>> START Given data
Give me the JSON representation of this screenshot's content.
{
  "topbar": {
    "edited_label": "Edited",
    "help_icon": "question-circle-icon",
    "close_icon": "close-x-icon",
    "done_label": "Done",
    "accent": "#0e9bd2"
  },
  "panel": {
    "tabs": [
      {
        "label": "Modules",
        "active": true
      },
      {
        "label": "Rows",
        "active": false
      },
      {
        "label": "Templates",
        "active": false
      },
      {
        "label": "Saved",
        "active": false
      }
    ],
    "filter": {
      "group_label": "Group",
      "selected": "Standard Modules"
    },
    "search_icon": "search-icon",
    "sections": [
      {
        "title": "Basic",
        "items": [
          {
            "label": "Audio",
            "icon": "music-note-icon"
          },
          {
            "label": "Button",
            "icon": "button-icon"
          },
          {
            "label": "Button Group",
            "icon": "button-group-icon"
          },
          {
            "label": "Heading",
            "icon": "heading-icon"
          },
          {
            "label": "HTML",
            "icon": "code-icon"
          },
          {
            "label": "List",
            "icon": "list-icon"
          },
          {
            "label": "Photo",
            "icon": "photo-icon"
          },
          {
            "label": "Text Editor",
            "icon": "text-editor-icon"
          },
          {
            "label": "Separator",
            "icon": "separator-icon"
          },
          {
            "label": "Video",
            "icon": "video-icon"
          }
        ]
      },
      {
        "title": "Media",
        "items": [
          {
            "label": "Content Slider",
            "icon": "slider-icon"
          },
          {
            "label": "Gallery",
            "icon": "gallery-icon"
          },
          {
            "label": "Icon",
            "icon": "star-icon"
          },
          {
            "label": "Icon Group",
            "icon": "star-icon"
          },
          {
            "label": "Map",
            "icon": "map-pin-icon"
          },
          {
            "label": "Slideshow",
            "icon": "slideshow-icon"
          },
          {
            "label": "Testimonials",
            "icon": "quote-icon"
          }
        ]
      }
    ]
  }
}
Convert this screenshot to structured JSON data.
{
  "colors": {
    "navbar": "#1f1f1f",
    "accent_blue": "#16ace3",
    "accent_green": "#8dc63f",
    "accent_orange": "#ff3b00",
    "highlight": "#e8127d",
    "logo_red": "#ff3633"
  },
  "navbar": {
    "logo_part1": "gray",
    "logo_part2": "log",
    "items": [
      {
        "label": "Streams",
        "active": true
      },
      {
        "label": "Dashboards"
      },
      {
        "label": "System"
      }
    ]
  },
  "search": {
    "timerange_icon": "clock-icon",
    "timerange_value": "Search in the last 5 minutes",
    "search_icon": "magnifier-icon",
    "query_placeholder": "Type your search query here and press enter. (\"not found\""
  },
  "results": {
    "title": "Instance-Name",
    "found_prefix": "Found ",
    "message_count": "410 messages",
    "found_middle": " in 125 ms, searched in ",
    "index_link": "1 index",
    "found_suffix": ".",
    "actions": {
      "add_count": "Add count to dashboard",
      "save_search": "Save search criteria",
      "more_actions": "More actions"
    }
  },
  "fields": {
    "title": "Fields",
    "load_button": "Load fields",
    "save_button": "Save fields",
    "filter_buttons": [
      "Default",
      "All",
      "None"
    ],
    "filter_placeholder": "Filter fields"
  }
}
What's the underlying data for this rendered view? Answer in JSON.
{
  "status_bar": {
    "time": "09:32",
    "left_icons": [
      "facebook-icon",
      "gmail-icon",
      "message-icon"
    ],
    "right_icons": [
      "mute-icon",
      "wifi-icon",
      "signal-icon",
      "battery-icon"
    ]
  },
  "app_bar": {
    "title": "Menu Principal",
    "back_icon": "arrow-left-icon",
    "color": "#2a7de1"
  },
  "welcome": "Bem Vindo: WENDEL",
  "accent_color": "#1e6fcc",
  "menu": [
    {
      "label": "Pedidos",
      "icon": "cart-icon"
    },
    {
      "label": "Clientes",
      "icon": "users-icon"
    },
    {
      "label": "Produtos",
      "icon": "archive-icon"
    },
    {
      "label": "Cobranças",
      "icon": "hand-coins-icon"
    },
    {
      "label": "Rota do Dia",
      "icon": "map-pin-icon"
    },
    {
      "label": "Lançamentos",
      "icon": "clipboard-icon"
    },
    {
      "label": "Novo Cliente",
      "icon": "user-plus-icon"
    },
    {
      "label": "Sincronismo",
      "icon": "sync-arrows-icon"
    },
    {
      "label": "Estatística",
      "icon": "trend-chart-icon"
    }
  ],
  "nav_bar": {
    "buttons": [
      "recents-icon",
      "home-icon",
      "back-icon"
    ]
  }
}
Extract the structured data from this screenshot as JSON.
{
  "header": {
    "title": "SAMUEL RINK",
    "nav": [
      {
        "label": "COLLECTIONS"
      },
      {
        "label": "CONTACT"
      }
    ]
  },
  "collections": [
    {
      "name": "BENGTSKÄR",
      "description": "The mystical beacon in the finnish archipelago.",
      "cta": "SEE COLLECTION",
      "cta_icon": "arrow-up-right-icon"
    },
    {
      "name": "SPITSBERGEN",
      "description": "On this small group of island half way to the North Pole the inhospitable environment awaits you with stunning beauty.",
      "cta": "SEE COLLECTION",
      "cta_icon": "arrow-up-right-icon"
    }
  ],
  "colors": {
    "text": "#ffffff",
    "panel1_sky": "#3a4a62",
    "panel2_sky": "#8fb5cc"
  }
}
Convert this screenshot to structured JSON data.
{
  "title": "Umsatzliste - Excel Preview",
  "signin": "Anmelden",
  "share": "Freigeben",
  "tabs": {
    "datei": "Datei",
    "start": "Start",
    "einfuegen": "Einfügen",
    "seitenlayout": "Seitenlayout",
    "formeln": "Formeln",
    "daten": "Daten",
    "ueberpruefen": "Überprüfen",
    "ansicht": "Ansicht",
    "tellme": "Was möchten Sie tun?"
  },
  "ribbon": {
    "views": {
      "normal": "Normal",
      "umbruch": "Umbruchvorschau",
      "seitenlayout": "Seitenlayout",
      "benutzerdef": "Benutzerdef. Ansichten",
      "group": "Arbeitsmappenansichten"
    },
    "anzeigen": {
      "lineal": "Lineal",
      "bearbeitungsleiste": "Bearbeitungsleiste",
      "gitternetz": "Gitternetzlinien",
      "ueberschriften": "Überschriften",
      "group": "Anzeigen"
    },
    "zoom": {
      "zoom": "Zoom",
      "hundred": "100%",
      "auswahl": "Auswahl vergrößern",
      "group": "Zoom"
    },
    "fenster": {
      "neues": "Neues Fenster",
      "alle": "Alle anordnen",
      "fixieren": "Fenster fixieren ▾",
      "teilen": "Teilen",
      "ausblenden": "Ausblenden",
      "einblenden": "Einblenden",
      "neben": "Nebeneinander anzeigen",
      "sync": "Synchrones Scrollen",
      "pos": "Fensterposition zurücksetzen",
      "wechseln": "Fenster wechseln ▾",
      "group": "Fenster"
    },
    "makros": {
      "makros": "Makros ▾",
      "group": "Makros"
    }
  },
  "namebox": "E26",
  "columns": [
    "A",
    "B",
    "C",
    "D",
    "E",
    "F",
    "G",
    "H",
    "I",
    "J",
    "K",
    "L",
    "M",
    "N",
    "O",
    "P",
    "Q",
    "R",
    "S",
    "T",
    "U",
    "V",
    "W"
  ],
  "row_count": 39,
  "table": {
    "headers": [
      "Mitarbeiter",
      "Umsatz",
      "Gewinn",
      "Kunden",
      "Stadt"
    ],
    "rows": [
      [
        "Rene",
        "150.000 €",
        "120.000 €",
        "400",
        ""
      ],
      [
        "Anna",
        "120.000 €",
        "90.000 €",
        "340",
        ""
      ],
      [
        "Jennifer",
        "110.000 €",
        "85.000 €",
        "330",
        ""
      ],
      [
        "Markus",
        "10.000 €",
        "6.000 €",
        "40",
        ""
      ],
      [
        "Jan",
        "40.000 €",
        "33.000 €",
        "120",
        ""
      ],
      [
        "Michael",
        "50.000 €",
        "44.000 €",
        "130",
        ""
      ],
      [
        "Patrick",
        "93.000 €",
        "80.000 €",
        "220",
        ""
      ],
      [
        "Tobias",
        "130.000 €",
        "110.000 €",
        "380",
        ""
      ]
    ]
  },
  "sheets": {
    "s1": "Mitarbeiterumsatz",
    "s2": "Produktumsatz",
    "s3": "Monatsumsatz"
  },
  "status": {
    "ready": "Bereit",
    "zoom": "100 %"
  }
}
>> END Given data
Go through the listing above and pull out each line containing the word "description".

## Solution for this problem
      "description": "The mystical beacon in the finnish archipelago.",
      "description": "On this small group of island half way to the North Pole the inhospitable environment awaits you with stunning beauty.",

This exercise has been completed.